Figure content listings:
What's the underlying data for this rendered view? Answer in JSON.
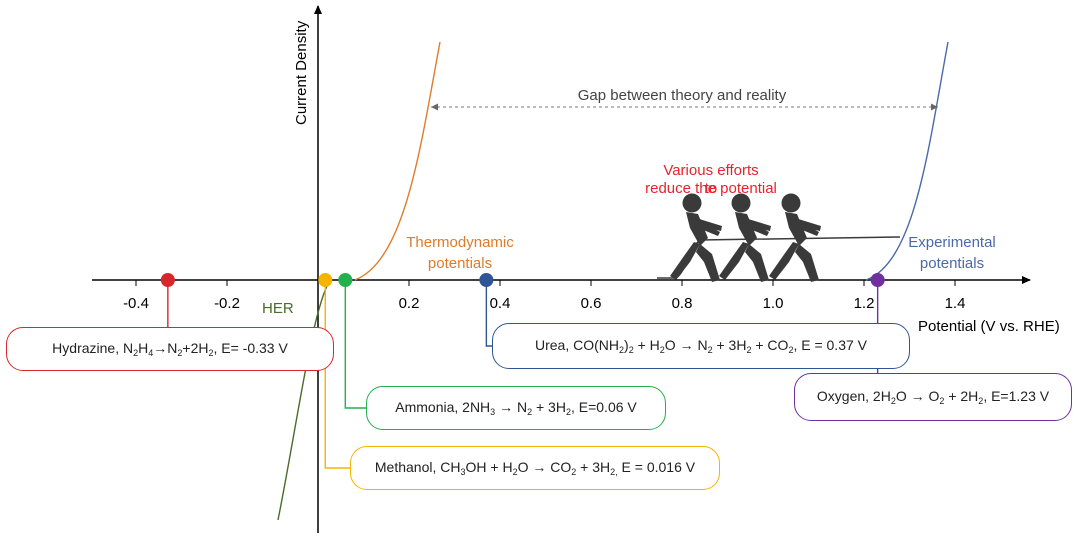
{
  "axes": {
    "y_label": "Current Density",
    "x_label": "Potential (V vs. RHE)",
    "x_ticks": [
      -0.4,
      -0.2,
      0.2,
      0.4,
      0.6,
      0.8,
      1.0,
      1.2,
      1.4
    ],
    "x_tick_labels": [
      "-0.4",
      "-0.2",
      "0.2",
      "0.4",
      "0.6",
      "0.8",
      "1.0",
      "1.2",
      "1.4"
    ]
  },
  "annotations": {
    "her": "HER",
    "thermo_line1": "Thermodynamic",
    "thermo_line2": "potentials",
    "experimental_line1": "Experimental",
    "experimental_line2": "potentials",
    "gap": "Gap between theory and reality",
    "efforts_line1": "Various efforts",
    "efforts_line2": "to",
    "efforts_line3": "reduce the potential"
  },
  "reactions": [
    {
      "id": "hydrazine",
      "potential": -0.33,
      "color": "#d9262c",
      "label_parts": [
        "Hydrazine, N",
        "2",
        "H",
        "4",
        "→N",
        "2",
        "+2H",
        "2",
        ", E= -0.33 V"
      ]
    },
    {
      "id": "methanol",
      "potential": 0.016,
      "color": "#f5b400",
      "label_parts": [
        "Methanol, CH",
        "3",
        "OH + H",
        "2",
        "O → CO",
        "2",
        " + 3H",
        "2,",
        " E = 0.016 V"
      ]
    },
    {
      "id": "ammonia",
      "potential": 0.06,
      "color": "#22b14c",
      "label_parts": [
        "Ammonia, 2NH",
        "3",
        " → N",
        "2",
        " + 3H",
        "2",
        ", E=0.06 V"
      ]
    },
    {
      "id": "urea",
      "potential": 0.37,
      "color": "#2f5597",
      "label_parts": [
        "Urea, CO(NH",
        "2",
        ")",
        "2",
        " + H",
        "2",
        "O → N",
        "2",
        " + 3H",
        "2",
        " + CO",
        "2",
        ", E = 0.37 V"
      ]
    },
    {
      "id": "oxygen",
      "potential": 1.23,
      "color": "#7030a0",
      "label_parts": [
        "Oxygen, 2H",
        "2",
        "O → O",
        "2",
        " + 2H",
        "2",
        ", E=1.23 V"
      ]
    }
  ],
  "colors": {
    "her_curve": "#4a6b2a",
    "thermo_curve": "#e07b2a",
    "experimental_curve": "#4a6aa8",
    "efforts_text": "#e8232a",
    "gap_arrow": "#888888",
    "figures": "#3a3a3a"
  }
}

* _BRIEF_
Write the listing out a second time exactly, dropping all images.

* _EXERCISE SOLUTION_
What's the underlying data for this rendered view? Answer in JSON.
{
  "axes": {
    "y_label": "Current Density",
    "x_label": "Potential (V vs. RHE)",
    "x_ticks": [
      -0.4,
      -0.2,
      0.2,
      0.4,
      0.6,
      0.8,
      1.0,
      1.2,
      1.4
    ],
    "x_tick_labels": [
      "-0.4",
      "-0.2",
      "0.2",
      "0.4",
      "0.6",
      "0.8",
      "1.0",
      "1.2",
      "1.4"
    ]
  },
  "annotations": {
    "her": "HER",
    "thermo_line1": "Thermodynamic",
    "thermo_line2": "potentials",
    "experimental_line1": "Experimental",
    "experimental_line2": "potentials",
    "gap": "Gap between theory and reality",
    "efforts_line1": "Various efforts",
    "efforts_line2": "to",
    "efforts_line3": "reduce the potential"
  },
  "reactions": [
    {
      "id": "hydrazine",
      "potential": -0.33,
      "color": "#d9262c",
      "label_parts": [
        "Hydrazine, N",
        "2",
        "H",
        "4",
        "→N",
        "2",
        "+2H",
        "2",
        ", E= -0.33 V"
      ]
    },
    {
      "id": "methanol",
      "potential": 0.016,
      "color": "#f5b400",
      "label_parts": [
        "Methanol, CH",
        "3",
        "OH + H",
        "2",
        "O → CO",
        "2",
        " + 3H",
        "2,",
        " E = 0.016 V"
      ]
    },
    {
      "id": "ammonia",
      "potential": 0.06,
      "color": "#22b14c",
      "label_parts": [
        "Ammonia, 2NH",
        "3",
        " → N",
        "2",
        " + 3H",
        "2",
        ", E=0.06 V"
      ]
    },
    {
      "id": "urea",
      "potential": 0.37,
      "color": "#2f5597",
      "label_parts": [
        "Urea, CO(NH",
        "2",
        ")",
        "2",
        " + H",
        "2",
        "O → N",
        "2",
        " + 3H",
        "2",
        " + CO",
        "2",
        ", E = 0.37 V"
      ]
    },
    {
      "id": "oxygen",
      "potential": 1.23,
      "color": "#7030a0",
      "label_parts": [
        "Oxygen, 2H",
        "2",
        "O → O",
        "2",
        " + 2H",
        "2",
        ", E=1.23 V"
      ]
    }
  ],
  "colors": {
    "her_curve": "#4a6b2a",
    "thermo_curve": "#e07b2a",
    "experimental_curve": "#4a6aa8",
    "efforts_text": "#e8232a",
    "gap_arrow": "#888888",
    "figures": "#3a3a3a"
  }
}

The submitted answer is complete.